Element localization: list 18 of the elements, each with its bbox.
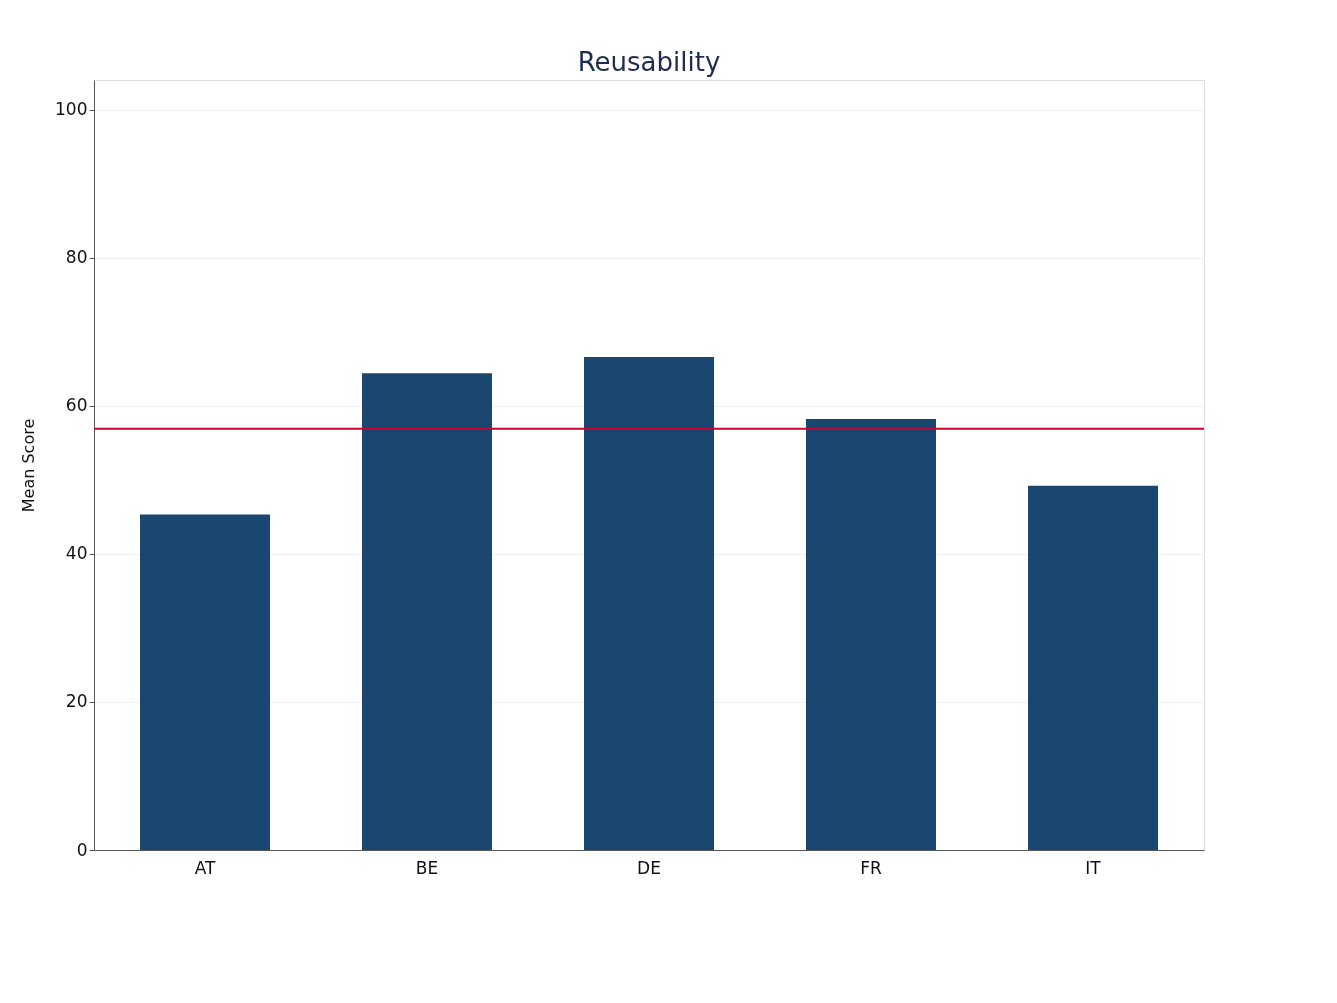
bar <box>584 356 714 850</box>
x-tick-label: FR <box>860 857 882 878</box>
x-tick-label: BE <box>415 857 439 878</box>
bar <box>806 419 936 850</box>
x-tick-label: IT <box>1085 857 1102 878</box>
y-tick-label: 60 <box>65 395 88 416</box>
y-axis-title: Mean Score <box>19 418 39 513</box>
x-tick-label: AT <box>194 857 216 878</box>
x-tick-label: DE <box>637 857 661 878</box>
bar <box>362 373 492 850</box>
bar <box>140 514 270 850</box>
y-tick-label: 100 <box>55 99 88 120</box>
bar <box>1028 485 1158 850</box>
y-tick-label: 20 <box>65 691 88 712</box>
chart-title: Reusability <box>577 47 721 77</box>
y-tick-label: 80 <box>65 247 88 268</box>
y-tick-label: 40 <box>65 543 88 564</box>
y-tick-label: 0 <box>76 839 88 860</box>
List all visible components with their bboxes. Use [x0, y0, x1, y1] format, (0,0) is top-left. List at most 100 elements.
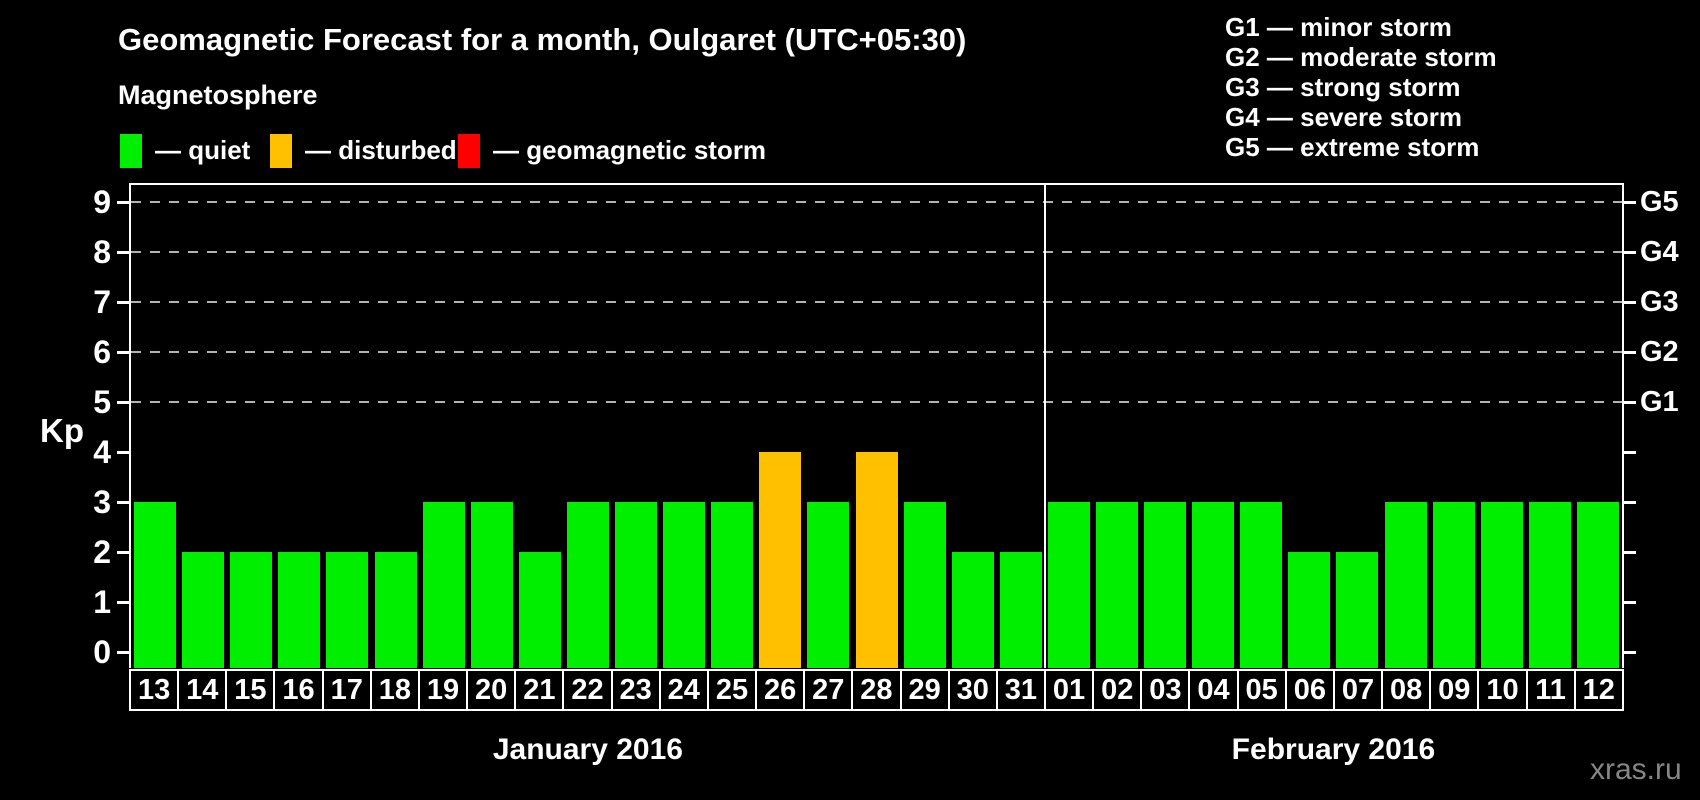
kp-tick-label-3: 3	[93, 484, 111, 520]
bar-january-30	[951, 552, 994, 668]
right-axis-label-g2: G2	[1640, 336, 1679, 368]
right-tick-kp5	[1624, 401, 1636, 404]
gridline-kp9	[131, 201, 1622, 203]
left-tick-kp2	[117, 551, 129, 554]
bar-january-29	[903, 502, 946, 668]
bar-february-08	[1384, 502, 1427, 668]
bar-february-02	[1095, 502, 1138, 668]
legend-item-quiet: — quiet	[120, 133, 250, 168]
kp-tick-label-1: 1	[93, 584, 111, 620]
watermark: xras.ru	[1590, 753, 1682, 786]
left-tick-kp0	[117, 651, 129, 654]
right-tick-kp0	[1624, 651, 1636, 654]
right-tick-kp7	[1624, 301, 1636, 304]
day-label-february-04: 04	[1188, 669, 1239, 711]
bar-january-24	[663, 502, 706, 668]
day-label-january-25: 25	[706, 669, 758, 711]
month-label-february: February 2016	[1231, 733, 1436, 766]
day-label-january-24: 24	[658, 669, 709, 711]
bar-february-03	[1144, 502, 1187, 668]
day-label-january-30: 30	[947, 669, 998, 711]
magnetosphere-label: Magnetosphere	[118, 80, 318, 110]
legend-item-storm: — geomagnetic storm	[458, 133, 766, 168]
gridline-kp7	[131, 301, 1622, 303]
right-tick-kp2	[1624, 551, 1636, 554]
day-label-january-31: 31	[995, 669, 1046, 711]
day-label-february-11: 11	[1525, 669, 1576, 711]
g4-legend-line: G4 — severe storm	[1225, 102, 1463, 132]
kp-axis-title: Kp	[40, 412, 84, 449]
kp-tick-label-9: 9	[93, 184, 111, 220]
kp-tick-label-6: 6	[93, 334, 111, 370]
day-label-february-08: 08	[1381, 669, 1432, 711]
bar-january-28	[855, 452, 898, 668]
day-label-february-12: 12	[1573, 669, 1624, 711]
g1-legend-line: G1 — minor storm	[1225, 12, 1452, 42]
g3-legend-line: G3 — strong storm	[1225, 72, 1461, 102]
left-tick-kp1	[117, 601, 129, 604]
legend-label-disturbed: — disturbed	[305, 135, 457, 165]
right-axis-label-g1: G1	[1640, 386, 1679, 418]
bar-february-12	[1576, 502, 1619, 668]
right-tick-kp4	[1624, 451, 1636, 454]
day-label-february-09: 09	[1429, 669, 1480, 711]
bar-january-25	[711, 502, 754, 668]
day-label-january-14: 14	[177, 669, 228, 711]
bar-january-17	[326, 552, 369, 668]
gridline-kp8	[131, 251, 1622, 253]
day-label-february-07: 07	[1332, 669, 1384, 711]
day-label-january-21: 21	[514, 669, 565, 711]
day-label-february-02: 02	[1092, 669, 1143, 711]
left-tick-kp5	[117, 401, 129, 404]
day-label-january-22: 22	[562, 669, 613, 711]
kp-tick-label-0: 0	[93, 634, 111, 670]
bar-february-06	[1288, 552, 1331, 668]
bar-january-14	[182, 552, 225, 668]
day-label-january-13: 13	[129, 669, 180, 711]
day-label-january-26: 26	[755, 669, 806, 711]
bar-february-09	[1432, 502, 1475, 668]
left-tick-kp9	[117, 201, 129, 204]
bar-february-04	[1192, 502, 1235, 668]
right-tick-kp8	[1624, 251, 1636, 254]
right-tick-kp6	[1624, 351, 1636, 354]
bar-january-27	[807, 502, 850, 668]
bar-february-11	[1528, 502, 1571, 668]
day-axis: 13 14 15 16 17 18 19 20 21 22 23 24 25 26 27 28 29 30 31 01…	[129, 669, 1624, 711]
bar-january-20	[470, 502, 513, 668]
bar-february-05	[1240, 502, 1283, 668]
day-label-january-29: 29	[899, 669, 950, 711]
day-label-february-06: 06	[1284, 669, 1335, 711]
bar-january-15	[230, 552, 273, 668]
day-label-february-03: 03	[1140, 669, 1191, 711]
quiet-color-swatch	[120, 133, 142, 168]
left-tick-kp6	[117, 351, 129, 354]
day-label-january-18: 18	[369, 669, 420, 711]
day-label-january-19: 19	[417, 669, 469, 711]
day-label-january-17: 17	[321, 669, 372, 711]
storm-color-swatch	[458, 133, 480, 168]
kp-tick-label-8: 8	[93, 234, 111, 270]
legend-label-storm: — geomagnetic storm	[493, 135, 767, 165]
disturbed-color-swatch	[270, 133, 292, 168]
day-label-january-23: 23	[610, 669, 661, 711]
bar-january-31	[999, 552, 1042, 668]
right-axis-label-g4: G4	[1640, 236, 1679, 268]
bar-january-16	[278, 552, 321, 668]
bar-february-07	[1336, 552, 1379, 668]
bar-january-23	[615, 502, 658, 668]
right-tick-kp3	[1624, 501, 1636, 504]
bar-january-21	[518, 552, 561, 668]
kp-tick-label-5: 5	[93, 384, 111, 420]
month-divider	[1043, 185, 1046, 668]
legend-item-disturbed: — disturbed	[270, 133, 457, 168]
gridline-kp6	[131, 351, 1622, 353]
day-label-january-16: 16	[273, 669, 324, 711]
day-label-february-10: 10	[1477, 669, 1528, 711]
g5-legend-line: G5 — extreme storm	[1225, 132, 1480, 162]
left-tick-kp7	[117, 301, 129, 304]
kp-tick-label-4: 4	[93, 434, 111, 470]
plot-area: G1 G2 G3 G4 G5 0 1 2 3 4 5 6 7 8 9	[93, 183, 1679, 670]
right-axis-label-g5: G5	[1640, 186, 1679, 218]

[What is expected] Pick out every line of the items above that contains the string "geomagnetic", matching case exactly.

[Output of the exercise]
legend-item-storm: — geomagnetic storm	[458, 133, 766, 168]
legend-label-storm: — geomagnetic storm	[493, 135, 767, 165]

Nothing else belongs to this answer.